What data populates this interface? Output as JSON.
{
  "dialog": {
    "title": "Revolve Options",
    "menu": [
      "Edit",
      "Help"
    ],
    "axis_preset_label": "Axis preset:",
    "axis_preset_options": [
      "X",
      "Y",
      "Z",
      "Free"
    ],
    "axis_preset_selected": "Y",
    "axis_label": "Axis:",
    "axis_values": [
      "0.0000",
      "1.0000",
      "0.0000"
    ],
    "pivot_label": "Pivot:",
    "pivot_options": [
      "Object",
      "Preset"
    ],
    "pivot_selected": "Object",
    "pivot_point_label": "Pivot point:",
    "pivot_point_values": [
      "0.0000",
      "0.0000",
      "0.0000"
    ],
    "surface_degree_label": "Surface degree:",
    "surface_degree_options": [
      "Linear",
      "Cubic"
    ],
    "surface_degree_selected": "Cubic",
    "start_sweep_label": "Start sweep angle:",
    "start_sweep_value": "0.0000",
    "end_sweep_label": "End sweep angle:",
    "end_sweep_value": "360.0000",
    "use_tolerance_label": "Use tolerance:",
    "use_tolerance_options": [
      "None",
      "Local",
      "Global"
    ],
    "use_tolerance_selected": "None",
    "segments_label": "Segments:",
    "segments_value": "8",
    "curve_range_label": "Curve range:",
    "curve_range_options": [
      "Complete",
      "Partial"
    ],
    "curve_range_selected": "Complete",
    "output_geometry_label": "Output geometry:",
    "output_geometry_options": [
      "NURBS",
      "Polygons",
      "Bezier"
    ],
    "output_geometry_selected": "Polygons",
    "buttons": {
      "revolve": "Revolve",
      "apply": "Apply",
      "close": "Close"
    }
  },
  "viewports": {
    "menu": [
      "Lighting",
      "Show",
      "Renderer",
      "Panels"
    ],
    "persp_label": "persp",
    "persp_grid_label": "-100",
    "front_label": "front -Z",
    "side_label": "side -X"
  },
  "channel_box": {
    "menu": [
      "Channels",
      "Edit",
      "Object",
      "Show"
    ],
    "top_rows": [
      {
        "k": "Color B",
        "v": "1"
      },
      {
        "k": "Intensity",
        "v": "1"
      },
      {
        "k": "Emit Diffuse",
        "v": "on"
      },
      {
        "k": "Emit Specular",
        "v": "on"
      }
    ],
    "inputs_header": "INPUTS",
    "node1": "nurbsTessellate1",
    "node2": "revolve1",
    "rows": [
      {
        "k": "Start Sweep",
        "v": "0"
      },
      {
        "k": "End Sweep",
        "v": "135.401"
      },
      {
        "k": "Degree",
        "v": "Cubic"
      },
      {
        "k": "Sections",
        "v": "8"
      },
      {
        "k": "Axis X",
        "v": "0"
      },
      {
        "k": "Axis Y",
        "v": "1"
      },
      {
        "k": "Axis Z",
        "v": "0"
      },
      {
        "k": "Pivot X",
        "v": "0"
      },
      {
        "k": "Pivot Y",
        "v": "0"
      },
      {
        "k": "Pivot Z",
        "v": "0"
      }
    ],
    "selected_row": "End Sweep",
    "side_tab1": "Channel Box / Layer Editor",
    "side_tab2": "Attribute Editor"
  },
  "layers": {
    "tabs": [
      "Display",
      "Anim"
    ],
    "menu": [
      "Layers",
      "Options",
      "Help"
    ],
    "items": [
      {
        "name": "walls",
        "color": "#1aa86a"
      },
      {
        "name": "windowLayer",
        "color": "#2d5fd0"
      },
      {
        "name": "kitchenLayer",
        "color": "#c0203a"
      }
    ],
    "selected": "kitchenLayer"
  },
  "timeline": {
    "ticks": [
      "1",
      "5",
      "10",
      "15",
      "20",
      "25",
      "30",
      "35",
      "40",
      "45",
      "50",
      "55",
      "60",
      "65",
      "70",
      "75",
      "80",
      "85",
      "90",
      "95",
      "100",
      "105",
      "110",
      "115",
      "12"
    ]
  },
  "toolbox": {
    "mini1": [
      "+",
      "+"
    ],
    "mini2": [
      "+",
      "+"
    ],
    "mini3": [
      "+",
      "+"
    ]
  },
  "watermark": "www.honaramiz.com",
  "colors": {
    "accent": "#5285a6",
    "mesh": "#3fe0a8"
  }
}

============

Direction:
Show the lines of the material that contain the word "kitchenLayer".

Solution for this exercise:
        "name": "kitchenLayer",
    "selected": "kitchenLayer"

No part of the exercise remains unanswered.